#### DOCUMENT SECTION:
====================

First, it counters weakness: in faith, you will to be yourself, accepting the specific, concrete self you are called to be, rather than fleeing from it. Second, it counters defiance: you are willing to be yourself, but not defiantly on your own terms; you are willing to be yourself as established by God. You surrender the project of self-creation and accept yourself as a created being. Finally, it cures ignorance by bringing the self into full, transparent consciousness before God. The self no longer relates to itself alone but relates to itself while consciously relating to the power that established it. This "transparency" means there is no hidden corner of the self claiming autonomy; every aspect of one's being is acknowledged as grounded in and dependent upon God. This state is not a one-time achievement but a continual, passionate striving—the hallmark of Kierkegaardian existence.
Critical Perspectives
While Kierkegaard’s analysis is powerful, it invites several critical questions. A primary critique is that his solution—faith—is presented as the only logical cure for a sickness he has defined using specifically Christian theological premises (a self established by God). From a secular existentialist viewpoint, this can feel like defining a problem only a religious answer can solve. Can one achieve authenticity or overcome alienation without belief in God? Thinkers like Jean-Paul Sartre embraced the defiant, godless self-creation that Kierkegaard labeled as the deepest despair, arguing that embracing this absolute freedom and responsibility is authentic existence.

====================

#### EXTRACTED INFORMATION:
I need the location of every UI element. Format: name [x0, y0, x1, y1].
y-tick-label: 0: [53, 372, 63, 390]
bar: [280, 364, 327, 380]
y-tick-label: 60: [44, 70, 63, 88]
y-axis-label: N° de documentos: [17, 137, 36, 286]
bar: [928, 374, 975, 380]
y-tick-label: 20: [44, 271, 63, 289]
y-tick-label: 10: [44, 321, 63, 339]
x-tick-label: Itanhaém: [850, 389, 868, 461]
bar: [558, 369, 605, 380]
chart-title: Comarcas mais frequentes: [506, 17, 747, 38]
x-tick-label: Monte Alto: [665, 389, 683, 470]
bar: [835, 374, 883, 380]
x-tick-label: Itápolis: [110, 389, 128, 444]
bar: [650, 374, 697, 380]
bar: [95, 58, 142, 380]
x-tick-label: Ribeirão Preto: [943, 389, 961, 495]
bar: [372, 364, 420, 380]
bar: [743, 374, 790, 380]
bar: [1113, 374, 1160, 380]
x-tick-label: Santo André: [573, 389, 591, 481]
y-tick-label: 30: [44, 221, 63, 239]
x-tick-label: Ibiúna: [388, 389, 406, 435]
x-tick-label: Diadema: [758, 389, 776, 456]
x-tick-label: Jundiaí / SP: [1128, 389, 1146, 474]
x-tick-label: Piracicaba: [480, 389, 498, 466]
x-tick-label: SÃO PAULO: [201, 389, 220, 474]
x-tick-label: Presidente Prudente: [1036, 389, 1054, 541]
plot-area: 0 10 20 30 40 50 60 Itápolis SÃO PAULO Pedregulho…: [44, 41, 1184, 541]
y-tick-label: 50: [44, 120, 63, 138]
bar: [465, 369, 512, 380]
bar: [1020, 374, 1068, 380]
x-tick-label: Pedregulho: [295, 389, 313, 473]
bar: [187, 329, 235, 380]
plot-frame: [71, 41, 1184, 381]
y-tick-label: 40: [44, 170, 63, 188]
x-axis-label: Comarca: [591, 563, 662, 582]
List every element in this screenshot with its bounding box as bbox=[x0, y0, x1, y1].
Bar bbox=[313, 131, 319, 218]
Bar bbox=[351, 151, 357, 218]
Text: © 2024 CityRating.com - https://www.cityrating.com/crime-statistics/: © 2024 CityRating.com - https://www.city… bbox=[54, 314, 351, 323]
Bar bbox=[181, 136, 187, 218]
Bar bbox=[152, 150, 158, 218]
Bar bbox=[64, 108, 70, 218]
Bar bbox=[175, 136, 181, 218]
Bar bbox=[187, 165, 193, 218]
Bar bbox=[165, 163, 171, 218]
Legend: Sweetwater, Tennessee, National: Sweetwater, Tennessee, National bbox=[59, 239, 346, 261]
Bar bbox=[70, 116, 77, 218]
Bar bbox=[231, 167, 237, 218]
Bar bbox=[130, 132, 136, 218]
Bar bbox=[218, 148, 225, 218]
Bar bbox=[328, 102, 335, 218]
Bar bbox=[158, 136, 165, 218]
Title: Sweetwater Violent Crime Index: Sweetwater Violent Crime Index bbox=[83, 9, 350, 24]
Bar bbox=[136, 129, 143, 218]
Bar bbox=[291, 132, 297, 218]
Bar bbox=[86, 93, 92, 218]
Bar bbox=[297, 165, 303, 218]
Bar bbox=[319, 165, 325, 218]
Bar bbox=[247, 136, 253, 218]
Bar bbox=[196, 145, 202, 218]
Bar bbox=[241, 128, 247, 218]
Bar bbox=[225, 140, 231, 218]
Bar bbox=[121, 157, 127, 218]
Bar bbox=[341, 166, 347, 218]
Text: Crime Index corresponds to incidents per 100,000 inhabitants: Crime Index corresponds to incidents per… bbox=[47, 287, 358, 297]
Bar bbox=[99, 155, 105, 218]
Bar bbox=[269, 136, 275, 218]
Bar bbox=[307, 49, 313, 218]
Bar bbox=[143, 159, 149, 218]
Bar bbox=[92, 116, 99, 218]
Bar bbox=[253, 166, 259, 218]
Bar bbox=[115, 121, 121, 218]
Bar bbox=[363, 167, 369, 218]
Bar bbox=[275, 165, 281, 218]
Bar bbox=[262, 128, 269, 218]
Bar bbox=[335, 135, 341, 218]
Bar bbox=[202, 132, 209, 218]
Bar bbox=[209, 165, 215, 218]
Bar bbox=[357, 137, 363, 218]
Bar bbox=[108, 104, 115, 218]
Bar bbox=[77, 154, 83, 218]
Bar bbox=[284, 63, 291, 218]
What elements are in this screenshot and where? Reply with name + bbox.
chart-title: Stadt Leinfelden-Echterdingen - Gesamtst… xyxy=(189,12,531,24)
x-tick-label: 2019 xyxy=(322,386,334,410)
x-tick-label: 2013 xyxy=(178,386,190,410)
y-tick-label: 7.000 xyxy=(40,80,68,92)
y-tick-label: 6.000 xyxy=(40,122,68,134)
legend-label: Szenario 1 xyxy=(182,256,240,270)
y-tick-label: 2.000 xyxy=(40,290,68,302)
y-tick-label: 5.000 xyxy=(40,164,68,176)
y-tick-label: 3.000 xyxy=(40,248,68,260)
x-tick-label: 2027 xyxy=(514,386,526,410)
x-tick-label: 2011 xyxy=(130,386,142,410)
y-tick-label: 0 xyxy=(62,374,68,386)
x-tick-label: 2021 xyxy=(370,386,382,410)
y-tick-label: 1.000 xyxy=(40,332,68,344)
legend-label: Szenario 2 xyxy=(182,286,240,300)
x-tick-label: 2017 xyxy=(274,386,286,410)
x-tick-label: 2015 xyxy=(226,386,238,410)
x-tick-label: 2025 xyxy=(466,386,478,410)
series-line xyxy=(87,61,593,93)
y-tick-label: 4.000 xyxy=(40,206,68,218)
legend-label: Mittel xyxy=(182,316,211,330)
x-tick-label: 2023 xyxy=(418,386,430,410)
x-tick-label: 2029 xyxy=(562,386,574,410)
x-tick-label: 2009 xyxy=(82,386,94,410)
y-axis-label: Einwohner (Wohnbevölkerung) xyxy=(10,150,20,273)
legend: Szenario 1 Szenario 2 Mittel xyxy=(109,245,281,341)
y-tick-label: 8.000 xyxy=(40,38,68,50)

====================

Please repeat the stretch of the Kierkegaard passage from "Critical Perspectives" through "is authentic existence.", word for word.

#### ANSWER AREA:
Critical Perspectives
While Kierkegaard’s analysis is powerful, it invites several critical questions. A primary critique is that his solution—faith—is presented as the only logical cure for a sickness he has defined using specifically Christian theological premises (a self established by God). From a secular existentialist viewpoint, this can feel like defining a problem only a religious answer can solve. Can one achieve authenticity or overcome alienation without belief in God? Thinkers like Jean-Paul Sartre embraced the defiant, godless self-creation that Kierkegaard labeled as the deepest despair, arguing that embracing this absolute freedom and responsibility is authentic existence.